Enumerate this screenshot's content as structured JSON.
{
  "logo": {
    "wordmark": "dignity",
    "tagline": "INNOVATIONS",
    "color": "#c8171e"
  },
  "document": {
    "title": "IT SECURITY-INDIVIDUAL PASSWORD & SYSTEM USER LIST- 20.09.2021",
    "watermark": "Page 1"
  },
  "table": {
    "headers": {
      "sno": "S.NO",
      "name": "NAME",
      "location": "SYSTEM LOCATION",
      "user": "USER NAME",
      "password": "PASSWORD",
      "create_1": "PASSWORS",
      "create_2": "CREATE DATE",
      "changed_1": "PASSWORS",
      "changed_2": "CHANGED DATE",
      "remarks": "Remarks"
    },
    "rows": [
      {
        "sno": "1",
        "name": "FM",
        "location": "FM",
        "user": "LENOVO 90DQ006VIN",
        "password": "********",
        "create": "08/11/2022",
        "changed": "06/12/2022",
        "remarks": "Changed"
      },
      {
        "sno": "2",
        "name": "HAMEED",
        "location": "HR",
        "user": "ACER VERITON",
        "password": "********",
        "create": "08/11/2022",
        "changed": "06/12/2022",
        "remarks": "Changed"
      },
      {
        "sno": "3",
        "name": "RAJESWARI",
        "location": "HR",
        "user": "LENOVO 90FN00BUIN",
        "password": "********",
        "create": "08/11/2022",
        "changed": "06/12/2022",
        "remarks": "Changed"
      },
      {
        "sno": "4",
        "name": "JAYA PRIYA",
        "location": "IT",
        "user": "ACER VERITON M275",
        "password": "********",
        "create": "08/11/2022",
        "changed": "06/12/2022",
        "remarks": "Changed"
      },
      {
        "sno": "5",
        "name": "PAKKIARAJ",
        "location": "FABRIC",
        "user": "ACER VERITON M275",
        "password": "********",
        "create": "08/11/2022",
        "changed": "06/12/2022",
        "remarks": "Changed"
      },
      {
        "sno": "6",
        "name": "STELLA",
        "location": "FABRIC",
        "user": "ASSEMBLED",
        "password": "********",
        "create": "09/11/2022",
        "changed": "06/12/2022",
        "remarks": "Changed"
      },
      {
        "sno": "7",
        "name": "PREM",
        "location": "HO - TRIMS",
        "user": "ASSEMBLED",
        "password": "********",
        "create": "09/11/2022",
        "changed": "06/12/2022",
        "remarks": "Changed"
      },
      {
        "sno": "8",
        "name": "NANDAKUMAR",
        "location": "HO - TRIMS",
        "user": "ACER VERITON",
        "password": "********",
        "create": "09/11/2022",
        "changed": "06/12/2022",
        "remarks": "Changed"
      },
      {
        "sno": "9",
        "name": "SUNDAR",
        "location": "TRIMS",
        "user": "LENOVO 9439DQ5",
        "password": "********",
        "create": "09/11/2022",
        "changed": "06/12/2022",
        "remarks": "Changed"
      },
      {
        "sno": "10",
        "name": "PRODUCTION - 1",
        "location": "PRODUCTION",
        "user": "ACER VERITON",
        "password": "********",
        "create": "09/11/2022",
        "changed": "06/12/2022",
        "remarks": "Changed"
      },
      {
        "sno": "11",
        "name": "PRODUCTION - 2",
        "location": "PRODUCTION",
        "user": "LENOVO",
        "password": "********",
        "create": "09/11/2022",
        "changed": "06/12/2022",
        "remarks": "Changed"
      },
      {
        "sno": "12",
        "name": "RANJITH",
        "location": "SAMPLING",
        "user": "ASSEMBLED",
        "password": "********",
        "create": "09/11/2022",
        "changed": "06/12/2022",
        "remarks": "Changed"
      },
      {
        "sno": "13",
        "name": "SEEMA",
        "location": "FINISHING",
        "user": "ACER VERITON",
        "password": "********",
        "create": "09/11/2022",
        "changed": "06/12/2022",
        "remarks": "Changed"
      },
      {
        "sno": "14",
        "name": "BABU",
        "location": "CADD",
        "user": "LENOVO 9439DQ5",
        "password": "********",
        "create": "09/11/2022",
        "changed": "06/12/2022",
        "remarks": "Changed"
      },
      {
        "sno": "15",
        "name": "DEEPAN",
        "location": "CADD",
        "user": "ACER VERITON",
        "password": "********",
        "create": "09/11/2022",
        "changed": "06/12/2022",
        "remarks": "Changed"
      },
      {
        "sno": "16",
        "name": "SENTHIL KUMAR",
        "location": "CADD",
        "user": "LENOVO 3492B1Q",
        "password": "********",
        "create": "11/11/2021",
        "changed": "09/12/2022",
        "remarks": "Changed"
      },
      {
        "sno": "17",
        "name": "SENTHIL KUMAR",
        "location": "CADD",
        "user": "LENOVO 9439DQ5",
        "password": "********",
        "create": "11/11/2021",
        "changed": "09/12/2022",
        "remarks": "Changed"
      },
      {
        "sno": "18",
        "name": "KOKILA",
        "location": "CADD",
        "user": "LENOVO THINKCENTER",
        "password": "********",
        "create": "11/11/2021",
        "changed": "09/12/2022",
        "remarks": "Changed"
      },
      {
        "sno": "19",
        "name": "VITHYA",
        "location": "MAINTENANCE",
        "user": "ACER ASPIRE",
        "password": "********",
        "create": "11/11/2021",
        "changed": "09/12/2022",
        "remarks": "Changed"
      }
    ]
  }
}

= = = = =

TASK DETAILS ->
List all lines in the material containing the string "SYSTEM".

RESULT FOR THIS EXERCISE ->
    "title": "IT SECURITY-INDIVIDUAL PASSWORD & SYSTEM USER LIST- 20.09.2021",
      "location": "SYSTEM LOCATION",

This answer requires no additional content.